◆ Aim
Go through the records underneath and count the lines that include the string "Endodontics". Give nothing but the number.

=== Input material ===

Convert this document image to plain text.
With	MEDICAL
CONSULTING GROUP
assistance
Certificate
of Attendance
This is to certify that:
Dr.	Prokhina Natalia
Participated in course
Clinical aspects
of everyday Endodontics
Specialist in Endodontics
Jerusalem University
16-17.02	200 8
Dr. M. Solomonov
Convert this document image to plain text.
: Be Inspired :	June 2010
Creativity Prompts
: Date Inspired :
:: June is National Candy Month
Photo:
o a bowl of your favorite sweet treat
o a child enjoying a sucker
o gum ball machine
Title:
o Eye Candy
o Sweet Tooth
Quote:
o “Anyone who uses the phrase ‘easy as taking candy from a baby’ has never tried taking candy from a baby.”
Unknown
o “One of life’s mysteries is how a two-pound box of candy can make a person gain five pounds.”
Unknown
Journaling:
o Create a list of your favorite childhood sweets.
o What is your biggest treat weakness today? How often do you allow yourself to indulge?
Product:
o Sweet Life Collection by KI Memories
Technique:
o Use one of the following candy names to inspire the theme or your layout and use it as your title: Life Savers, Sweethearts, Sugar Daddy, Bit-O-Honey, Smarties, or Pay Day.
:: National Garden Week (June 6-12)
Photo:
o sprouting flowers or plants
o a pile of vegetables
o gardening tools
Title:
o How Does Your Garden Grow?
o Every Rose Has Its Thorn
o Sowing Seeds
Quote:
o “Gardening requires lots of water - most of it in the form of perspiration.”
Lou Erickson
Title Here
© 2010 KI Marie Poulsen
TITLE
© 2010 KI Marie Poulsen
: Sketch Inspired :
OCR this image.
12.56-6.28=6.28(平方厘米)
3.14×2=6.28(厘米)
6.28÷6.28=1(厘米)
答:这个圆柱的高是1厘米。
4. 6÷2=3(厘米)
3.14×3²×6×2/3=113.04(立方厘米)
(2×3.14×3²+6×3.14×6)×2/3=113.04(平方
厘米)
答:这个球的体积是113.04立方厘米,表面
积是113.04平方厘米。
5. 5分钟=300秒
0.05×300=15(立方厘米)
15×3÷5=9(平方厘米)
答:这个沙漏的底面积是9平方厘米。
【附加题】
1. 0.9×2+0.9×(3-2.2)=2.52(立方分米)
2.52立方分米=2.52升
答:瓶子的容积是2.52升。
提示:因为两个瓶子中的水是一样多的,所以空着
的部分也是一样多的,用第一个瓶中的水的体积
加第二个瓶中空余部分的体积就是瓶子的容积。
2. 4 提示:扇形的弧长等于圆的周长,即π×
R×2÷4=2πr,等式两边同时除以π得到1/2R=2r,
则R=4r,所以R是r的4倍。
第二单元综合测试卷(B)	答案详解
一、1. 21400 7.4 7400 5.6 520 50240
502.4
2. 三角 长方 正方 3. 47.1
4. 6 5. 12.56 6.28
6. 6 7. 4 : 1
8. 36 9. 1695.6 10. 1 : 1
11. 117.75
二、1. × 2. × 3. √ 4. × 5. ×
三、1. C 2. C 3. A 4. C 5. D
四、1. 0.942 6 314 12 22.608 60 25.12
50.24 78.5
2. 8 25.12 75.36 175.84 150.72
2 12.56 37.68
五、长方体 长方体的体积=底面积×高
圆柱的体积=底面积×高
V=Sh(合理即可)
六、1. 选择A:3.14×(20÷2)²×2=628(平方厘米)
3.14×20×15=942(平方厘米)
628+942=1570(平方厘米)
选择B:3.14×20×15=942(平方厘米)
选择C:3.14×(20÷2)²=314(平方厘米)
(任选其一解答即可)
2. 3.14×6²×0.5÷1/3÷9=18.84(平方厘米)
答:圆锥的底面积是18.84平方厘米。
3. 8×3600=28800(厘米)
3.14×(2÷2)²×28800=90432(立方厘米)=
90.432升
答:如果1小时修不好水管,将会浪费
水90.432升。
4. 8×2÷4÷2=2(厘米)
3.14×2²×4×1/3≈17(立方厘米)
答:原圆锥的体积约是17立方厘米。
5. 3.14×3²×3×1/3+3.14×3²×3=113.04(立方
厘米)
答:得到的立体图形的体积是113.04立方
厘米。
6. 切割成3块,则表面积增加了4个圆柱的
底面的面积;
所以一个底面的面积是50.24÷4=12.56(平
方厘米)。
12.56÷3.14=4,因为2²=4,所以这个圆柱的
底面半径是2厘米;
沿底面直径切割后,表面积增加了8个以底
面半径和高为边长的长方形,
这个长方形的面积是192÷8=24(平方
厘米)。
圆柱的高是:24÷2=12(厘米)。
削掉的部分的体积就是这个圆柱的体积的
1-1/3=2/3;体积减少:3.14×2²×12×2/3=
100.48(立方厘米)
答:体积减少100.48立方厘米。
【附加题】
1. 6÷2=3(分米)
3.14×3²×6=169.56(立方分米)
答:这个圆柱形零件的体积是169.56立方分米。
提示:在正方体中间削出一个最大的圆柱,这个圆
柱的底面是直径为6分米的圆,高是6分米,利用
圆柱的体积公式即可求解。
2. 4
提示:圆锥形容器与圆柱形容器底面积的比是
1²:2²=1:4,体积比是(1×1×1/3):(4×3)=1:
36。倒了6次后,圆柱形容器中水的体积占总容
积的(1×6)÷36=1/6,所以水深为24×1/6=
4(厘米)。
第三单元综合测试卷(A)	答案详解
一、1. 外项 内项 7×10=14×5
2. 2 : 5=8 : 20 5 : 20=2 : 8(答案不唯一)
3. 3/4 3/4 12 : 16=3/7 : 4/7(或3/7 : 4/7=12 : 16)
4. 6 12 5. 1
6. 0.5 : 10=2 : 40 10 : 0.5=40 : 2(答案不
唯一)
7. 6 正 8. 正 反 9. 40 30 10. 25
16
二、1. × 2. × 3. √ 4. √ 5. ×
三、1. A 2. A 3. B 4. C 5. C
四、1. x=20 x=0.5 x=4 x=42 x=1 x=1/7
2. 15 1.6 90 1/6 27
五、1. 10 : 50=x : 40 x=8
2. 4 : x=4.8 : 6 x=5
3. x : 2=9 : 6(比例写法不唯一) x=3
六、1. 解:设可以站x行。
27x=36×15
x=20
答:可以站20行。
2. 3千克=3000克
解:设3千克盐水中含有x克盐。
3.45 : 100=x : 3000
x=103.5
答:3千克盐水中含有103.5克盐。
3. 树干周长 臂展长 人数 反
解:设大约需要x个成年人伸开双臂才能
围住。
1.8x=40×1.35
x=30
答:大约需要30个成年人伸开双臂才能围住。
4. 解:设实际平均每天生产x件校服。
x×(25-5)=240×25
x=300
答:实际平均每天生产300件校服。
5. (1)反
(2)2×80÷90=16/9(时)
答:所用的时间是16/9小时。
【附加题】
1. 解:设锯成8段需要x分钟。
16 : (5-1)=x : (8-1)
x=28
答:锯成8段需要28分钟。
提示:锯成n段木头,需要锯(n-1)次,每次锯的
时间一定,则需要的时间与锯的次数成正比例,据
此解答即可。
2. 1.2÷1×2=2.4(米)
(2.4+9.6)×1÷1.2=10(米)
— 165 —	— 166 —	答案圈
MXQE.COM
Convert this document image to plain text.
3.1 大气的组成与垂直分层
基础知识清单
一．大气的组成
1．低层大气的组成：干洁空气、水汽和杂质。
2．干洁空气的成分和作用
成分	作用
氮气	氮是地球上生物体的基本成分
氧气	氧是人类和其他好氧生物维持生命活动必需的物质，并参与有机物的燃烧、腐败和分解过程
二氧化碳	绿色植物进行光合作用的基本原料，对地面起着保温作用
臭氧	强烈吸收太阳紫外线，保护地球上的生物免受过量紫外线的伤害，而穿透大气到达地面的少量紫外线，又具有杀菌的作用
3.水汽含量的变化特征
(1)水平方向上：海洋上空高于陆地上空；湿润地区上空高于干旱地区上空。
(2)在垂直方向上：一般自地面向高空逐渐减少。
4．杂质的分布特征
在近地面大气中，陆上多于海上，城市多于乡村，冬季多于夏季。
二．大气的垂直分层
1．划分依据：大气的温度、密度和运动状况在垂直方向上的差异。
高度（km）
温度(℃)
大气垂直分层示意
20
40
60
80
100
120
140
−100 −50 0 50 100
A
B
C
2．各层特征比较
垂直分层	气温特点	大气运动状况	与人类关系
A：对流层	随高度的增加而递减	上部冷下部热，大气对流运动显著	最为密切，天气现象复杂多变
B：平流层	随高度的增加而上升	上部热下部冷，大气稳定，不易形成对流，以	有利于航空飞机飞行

===

◆ Response to the task
2